• **Aim**:
Exclude the pictures and return every line exactly as written.

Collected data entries
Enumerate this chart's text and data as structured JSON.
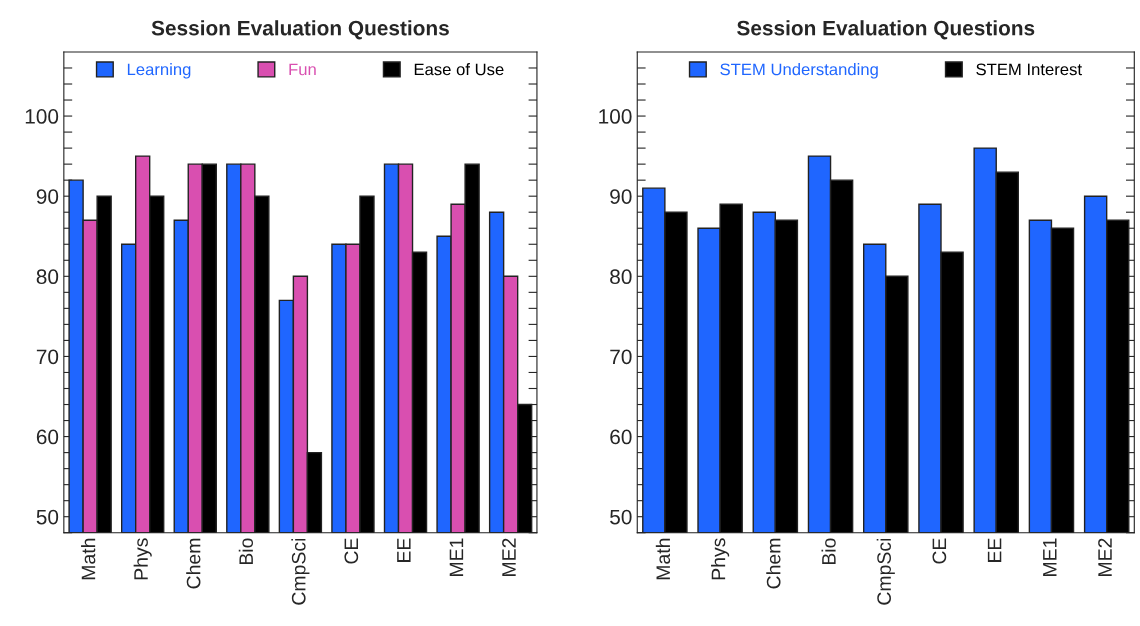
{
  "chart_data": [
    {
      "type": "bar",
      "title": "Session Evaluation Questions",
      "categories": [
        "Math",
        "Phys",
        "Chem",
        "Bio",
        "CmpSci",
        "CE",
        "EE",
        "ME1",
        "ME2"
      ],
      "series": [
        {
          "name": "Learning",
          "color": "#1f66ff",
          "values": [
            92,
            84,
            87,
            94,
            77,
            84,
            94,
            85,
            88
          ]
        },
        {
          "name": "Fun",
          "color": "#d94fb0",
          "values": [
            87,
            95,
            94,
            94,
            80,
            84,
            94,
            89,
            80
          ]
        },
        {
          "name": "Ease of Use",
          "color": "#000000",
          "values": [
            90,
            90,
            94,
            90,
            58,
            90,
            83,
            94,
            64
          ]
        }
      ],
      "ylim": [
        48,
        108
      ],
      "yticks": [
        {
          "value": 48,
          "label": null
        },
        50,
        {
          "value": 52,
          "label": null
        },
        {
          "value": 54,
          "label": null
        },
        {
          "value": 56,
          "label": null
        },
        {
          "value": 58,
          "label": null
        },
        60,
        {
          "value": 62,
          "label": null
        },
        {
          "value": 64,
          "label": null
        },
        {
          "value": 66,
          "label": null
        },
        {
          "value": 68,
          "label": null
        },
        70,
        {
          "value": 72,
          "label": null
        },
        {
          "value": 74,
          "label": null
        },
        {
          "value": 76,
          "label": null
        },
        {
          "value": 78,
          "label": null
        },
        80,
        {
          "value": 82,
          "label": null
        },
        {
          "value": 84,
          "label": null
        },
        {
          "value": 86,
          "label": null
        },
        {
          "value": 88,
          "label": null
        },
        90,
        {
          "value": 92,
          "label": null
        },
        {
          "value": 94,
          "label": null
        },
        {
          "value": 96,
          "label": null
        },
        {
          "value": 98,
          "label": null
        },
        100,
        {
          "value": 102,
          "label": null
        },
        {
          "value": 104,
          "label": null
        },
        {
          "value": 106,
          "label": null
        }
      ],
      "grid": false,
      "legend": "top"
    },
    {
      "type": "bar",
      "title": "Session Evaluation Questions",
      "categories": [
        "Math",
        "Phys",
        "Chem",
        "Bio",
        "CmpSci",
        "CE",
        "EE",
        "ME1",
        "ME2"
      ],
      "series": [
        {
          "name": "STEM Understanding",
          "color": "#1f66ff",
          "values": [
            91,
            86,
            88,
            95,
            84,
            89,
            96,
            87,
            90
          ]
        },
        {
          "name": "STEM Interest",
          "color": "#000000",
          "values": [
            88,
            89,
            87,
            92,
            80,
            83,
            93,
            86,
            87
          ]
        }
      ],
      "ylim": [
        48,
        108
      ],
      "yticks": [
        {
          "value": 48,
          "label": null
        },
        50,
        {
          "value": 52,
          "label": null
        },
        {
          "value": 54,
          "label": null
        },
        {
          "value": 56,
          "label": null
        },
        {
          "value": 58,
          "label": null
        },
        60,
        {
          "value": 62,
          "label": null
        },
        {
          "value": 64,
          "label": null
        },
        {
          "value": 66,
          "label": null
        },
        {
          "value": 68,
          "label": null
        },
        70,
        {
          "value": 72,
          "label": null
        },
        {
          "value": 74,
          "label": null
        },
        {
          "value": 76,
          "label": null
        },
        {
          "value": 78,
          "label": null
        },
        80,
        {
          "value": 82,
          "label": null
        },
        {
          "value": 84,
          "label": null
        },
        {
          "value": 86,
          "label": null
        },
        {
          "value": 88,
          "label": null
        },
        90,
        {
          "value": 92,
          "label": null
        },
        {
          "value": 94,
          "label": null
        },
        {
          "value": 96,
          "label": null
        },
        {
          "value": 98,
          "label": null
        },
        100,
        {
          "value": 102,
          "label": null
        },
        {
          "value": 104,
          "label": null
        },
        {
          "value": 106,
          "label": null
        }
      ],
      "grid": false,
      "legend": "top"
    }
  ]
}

• **Reply**:
Enumerate this chart's text and data as structured JSON.
{
  "chart_data": [
    {
      "type": "bar",
      "title": "Session Evaluation Questions",
      "categories": [
        "Math",
        "Phys",
        "Chem",
        "Bio",
        "CmpSci",
        "CE",
        "EE",
        "ME1",
        "ME2"
      ],
      "series": [
        {
          "name": "Learning",
          "color": "#1f66ff",
          "values": [
            92,
            84,
            87,
            94,
            77,
            84,
            94,
            85,
            88
          ]
        },
        {
          "name": "Fun",
          "color": "#d94fb0",
          "values": [
            87,
            95,
            94,
            94,
            80,
            84,
            94,
            89,
            80
          ]
        },
        {
          "name": "Ease of Use",
          "color": "#000000",
          "values": [
            90,
            90,
            94,
            90,
            58,
            90,
            83,
            94,
            64
          ]
        }
      ],
      "ylim": [
        48,
        108
      ],
      "yticks": [
        {
          "value": 48,
          "label": null
        },
        50,
        {
          "value": 52,
          "label": null
        },
        {
          "value": 54,
          "label": null
        },
        {
          "value": 56,
          "label": null
        },
        {
          "value": 58,
          "label": null
        },
        60,
        {
          "value": 62,
          "label": null
        },
        {
          "value": 64,
          "label": null
        },
        {
          "value": 66,
          "label": null
        },
        {
          "value": 68,
          "label": null
        },
        70,
        {
          "value": 72,
          "label": null
        },
        {
          "value": 74,
          "label": null
        },
        {
          "value": 76,
          "label": null
        },
        {
          "value": 78,
          "label": null
        },
        80,
        {
          "value": 82,
          "label": null
        },
        {
          "value": 84,
          "label": null
        },
        {
          "value": 86,
          "label": null
        },
        {
          "value": 88,
          "label": null
        },
        90,
        {
          "value": 92,
          "label": null
        },
        {
          "value": 94,
          "label": null
        },
        {
          "value": 96,
          "label": null
        },
        {
          "value": 98,
          "label": null
        },
        100,
        {
          "value": 102,
          "label": null
        },
        {
          "value": 104,
          "label": null
        },
        {
          "value": 106,
          "label": null
        }
      ],
      "grid": false,
      "legend": "top"
    },
    {
      "type": "bar",
      "title": "Session Evaluation Questions",
      "categories": [
        "Math",
        "Phys",
        "Chem",
        "Bio",
        "CmpSci",
        "CE",
        "EE",
        "ME1",
        "ME2"
      ],
      "series": [
        {
          "name": "STEM Understanding",
          "color": "#1f66ff",
          "values": [
            91,
            86,
            88,
            95,
            84,
            89,
            96,
            87,
            90
          ]
        },
        {
          "name": "STEM Interest",
          "color": "#000000",
          "values": [
            88,
            89,
            87,
            92,
            80,
            83,
            93,
            86,
            87
          ]
        }
      ],
      "ylim": [
        48,
        108
      ],
      "yticks": [
        {
          "value": 48,
          "label": null
        },
        50,
        {
          "value": 52,
          "label": null
        },
        {
          "value": 54,
          "label": null
        },
        {
          "value": 56,
          "label": null
        },
        {
          "value": 58,
          "label": null
        },
        60,
        {
          "value": 62,
          "label": null
        },
        {
          "value": 64,
          "label": null
        },
        {
          "value": 66,
          "label": null
        },
        {
          "value": 68,
          "label": null
        },
        70,
        {
          "value": 72,
          "label": null
        },
        {
          "value": 74,
          "label": null
        },
        {
          "value": 76,
          "label": null
        },
        {
          "value": 78,
          "label": null
        },
        80,
        {
          "value": 82,
          "label": null
        },
        {
          "value": 84,
          "label": null
        },
        {
          "value": 86,
          "label": null
        },
        {
          "value": 88,
          "label": null
        },
        90,
        {
          "value": 92,
          "label": null
        },
        {
          "value": 94,
          "label": null
        },
        {
          "value": 96,
          "label": null
        },
        {
          "value": 98,
          "label": null
        },
        100,
        {
          "value": 102,
          "label": null
        },
        {
          "value": 104,
          "label": null
        },
        {
          "value": 106,
          "label": null
        }
      ],
      "grid": false,
      "legend": "top"
    }
  ]
}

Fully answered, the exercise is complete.